» Your assignment
Check each line of the records below and collect those that include the word "diamond".

» The data
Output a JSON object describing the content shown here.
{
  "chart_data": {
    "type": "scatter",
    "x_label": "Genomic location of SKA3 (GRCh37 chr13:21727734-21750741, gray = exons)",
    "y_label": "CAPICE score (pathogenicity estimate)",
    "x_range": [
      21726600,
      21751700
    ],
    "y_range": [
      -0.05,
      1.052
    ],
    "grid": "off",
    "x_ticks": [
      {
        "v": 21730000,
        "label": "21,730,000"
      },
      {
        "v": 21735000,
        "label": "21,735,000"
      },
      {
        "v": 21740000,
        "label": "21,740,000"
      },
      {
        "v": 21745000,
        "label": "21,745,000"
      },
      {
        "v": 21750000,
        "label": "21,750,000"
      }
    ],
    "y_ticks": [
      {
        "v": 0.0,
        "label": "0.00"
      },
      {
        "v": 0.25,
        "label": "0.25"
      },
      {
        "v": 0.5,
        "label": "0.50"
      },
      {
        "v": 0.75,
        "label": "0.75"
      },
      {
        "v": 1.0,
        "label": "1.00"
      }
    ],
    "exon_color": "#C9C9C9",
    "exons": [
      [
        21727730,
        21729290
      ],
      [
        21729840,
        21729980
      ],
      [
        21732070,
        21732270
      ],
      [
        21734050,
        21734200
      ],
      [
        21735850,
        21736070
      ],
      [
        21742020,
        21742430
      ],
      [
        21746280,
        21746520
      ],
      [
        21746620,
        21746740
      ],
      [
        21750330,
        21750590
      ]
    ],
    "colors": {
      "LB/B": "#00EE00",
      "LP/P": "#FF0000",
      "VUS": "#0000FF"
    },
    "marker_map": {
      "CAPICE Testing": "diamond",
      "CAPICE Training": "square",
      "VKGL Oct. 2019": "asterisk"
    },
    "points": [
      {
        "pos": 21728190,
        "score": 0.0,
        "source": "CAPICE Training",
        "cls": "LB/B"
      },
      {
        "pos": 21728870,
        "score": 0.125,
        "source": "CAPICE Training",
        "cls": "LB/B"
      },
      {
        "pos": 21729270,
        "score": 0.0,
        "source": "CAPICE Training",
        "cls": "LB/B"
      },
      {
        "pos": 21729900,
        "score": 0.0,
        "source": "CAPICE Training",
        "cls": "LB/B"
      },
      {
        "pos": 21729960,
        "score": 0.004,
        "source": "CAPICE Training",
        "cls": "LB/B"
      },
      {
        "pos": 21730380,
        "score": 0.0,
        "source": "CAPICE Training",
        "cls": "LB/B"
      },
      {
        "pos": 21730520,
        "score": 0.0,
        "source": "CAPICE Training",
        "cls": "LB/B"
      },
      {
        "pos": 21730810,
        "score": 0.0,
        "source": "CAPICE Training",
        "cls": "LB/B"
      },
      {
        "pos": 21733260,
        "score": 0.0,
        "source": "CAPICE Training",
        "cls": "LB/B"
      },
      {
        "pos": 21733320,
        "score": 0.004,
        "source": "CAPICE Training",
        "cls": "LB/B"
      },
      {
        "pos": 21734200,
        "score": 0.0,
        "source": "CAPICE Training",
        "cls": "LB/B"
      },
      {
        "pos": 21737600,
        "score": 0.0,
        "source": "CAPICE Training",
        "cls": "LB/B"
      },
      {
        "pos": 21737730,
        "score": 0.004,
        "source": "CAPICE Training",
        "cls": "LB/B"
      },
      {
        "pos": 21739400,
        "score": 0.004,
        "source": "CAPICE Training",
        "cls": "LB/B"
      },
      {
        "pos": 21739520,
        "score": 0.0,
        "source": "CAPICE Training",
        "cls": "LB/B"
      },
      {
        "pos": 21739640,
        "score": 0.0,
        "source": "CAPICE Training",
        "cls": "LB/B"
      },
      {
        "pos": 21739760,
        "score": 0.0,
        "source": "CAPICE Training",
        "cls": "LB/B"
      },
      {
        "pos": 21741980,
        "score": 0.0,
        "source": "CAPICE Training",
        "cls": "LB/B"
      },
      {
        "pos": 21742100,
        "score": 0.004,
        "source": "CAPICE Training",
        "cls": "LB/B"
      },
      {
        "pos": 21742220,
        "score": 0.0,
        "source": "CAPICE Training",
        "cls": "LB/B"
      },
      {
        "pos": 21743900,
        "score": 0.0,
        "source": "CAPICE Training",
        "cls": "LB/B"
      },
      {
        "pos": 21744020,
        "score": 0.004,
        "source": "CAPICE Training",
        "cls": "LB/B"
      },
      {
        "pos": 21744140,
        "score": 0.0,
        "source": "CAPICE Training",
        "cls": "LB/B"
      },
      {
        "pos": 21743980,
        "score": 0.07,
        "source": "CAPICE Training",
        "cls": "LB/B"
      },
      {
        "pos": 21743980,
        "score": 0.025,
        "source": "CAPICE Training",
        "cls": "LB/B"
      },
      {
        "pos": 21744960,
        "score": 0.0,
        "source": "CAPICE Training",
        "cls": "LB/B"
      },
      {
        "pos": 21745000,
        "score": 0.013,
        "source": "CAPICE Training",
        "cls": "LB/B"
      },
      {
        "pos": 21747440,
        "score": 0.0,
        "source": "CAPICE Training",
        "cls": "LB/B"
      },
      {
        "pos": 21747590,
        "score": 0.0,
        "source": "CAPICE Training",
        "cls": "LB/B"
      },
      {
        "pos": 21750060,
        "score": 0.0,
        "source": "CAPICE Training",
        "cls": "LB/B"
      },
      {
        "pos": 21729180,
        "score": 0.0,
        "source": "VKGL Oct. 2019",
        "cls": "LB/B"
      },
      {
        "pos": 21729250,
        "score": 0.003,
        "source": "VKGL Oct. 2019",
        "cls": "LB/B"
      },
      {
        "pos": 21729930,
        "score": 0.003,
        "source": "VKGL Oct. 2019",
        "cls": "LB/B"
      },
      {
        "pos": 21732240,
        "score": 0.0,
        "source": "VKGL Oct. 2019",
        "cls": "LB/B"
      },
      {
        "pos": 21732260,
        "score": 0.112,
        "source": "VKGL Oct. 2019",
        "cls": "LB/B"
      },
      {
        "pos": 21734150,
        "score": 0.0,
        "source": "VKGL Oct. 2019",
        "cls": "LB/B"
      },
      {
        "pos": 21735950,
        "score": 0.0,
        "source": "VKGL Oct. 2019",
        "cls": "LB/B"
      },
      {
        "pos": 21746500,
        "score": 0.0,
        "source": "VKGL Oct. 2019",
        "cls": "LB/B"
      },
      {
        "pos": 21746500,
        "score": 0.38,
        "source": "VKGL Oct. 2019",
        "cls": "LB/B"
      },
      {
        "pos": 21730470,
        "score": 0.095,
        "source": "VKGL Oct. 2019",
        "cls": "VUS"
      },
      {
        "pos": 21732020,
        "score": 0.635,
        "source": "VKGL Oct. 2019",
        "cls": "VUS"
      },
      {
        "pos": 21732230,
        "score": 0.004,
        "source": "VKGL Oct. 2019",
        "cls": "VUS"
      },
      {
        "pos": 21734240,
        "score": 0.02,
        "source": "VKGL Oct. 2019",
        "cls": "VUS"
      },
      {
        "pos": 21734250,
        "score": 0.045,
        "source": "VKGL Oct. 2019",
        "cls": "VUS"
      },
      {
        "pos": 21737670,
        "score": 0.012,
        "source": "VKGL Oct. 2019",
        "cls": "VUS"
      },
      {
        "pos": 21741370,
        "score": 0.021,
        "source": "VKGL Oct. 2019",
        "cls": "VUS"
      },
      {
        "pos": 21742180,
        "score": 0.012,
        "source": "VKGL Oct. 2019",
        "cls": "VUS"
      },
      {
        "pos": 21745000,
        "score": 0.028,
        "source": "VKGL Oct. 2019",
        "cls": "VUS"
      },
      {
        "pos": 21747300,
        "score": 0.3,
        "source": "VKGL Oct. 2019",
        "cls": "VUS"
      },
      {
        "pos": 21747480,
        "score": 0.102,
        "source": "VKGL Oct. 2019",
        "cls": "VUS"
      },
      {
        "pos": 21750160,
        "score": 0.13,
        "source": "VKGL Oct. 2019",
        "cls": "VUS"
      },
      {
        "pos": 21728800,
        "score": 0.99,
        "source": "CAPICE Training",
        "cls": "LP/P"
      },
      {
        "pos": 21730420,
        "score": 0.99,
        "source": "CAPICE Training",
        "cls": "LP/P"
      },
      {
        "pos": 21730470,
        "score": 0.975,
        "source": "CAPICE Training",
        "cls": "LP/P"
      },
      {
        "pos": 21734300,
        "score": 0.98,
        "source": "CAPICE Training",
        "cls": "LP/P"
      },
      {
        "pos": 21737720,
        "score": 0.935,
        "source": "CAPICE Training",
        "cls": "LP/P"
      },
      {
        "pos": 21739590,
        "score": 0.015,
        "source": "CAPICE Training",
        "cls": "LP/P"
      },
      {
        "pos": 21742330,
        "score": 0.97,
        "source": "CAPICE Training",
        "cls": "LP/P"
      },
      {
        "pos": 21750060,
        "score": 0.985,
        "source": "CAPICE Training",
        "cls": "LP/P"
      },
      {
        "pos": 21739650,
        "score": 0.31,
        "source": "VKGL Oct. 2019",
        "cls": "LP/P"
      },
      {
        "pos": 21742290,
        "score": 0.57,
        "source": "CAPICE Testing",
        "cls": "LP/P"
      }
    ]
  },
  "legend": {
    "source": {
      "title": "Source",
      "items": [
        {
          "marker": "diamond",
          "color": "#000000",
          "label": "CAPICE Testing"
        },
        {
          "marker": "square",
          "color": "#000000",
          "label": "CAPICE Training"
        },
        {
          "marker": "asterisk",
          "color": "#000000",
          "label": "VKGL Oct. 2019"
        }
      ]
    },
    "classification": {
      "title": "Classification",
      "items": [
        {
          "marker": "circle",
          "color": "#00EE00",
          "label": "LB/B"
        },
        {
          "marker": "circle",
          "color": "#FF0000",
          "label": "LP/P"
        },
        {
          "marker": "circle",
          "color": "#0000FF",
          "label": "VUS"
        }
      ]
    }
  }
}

» Exercise solution
      "CAPICE Testing": "diamond",
          "marker": "diamond",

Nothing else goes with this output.